**SUPPLIED RECORDS**

***

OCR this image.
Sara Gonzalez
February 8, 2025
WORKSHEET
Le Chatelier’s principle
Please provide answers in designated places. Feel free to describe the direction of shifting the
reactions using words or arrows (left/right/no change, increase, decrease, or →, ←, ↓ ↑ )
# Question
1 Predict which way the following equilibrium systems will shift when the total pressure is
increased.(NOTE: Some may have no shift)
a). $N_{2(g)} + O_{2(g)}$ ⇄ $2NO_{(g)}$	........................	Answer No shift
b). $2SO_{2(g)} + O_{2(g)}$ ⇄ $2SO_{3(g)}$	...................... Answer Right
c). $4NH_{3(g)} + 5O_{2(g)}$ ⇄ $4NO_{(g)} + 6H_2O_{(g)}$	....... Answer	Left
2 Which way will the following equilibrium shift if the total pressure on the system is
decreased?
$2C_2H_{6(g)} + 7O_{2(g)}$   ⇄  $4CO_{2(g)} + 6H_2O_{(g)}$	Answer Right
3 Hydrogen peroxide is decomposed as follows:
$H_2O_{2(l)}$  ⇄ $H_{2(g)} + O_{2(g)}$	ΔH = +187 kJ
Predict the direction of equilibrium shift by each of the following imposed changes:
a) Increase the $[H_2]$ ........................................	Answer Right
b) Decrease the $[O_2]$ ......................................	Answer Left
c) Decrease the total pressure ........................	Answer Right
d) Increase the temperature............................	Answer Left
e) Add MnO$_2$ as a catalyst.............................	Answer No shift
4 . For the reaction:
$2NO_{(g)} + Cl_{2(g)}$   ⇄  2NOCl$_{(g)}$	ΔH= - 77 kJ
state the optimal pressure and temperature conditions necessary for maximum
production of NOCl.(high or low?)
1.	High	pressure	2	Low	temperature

***

**REQUIRED TASK**
Using the data above, say how many lines include "equilibrium". No other reply is needed.

**EXPECTED ANSWER**
3